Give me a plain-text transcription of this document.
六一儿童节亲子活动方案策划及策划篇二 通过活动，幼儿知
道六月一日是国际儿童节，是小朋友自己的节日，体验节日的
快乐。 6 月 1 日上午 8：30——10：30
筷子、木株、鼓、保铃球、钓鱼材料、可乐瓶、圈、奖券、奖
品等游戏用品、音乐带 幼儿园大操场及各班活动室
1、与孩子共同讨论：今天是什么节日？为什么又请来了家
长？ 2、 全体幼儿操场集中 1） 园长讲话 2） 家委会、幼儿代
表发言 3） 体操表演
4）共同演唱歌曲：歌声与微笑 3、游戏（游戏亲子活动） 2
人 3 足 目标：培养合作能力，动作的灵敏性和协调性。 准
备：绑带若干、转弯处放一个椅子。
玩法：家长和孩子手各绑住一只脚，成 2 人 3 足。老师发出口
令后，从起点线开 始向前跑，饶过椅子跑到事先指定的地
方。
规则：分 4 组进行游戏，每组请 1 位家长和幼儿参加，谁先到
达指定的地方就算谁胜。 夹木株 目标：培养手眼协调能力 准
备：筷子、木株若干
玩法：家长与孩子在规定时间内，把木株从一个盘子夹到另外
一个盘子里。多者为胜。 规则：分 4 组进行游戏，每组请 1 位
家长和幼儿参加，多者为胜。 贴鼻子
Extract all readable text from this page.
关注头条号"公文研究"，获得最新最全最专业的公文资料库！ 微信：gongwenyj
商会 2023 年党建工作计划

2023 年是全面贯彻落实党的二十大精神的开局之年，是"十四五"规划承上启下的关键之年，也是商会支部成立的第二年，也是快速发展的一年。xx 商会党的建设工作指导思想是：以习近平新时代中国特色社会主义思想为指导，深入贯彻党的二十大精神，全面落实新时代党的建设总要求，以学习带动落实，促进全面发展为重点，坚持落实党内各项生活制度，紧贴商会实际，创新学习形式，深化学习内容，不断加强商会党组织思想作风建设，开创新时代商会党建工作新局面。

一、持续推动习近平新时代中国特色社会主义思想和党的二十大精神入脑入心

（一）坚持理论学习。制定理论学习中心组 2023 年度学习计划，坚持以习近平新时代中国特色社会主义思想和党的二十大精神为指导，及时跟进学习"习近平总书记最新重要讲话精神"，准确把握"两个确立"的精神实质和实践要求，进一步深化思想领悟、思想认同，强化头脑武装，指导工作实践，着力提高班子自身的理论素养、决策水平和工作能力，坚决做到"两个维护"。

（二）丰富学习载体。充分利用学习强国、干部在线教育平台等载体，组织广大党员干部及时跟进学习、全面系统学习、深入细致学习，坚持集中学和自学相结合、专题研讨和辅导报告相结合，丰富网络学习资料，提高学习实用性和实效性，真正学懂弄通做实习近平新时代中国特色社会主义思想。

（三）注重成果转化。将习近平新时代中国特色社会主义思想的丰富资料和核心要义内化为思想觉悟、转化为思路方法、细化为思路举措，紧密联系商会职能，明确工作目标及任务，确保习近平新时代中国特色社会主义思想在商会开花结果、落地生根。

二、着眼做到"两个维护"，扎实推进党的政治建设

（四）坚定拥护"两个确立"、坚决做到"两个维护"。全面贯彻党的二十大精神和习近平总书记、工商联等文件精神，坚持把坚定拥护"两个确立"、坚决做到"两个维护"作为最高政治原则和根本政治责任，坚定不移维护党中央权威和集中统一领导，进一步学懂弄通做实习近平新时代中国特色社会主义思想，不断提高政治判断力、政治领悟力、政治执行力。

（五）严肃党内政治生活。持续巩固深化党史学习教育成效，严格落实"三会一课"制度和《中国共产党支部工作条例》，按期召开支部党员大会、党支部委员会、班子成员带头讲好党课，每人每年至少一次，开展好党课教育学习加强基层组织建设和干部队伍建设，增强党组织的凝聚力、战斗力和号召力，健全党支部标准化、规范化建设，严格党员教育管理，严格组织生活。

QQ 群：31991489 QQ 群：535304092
* * * * *
## Exercise
Search the data above for the word "多者为胜", then gather each line in which it appears.

## Exercise output
一个盘子里。多者为胜。 规则：分 4 组进行游戏，每组请 1 位
家长和幼儿参加，多者为胜。 贴鼻子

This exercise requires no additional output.